AIM OF THE EXERCISE
From the material below, list every line containing "representation".

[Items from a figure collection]
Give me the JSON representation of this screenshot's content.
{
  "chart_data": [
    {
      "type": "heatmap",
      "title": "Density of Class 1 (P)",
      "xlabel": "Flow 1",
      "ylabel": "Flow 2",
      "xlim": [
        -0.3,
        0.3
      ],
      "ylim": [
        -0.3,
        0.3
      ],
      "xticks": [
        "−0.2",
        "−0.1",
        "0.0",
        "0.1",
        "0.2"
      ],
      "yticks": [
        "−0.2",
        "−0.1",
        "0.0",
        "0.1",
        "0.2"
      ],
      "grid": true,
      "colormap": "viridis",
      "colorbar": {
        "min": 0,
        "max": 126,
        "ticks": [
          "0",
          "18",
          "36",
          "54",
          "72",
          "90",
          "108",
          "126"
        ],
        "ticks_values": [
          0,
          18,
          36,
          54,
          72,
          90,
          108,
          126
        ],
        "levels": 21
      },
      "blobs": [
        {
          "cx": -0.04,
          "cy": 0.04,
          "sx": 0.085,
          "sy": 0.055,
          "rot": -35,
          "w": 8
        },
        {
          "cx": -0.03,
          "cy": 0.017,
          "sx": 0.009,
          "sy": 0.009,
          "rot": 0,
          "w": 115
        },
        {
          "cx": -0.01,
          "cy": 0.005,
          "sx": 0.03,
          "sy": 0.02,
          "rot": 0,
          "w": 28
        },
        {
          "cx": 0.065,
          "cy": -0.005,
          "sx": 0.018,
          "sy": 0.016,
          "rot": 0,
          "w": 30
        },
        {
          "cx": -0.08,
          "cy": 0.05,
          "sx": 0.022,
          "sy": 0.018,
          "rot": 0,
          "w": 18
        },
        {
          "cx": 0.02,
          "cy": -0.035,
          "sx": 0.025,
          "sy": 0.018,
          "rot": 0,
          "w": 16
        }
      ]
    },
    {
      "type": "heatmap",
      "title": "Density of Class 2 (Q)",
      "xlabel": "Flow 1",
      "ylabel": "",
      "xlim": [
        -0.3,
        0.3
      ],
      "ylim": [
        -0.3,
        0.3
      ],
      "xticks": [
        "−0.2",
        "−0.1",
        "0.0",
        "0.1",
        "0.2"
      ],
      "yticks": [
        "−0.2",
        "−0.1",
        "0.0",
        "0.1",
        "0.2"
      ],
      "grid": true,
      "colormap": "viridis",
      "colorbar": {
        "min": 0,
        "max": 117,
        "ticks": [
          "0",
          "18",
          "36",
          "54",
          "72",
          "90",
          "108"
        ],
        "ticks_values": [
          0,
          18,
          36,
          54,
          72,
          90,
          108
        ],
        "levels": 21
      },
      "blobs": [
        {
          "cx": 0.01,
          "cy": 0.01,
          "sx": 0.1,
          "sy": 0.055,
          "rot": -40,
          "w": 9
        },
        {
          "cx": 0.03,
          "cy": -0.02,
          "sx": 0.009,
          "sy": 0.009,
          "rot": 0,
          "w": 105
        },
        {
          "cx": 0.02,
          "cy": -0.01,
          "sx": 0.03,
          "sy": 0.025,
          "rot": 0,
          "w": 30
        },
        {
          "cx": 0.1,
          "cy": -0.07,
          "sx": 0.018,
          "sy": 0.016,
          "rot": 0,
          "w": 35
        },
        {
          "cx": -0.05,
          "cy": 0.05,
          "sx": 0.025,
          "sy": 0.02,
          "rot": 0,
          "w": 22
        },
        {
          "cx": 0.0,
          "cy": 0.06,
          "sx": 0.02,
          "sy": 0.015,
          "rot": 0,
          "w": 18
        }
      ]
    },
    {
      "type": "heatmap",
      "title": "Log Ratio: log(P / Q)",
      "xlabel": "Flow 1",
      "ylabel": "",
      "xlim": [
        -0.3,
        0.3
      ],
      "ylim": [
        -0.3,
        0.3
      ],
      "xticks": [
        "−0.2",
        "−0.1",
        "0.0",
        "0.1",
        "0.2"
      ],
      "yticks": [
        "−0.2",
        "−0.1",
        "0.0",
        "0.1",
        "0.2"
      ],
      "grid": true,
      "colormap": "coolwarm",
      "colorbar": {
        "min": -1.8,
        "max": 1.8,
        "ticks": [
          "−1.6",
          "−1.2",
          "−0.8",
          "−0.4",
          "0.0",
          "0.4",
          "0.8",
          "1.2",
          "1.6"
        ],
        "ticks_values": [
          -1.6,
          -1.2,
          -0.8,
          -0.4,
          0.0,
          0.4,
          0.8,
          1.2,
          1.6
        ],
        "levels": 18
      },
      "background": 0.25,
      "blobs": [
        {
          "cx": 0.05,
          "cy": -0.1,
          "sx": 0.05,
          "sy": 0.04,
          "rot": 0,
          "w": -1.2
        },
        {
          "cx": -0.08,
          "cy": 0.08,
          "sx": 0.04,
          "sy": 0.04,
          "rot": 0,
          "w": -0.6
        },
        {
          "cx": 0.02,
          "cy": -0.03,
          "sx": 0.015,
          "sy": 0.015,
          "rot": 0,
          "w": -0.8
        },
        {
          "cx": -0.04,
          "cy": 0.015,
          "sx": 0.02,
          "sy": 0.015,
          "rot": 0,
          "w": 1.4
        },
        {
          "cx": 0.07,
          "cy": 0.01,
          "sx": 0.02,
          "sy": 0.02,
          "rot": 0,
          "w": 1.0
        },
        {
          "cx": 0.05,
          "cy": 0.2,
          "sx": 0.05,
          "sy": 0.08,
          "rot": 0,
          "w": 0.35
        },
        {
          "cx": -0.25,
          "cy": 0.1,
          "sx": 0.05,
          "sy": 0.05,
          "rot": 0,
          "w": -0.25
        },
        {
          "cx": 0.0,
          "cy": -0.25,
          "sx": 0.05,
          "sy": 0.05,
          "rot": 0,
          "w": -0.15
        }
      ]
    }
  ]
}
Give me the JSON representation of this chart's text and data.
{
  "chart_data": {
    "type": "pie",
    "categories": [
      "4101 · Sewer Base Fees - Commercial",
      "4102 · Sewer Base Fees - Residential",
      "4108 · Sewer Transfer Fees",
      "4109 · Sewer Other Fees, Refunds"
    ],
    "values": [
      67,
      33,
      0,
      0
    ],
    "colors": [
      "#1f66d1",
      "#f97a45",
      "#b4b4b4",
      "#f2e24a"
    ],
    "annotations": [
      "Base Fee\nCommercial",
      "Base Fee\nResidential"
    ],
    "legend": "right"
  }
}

RESULT FOR THIS EXERCISE
Give me the JSON representation of this screenshot's content.
Give me the JSON representation of this chart's text and data.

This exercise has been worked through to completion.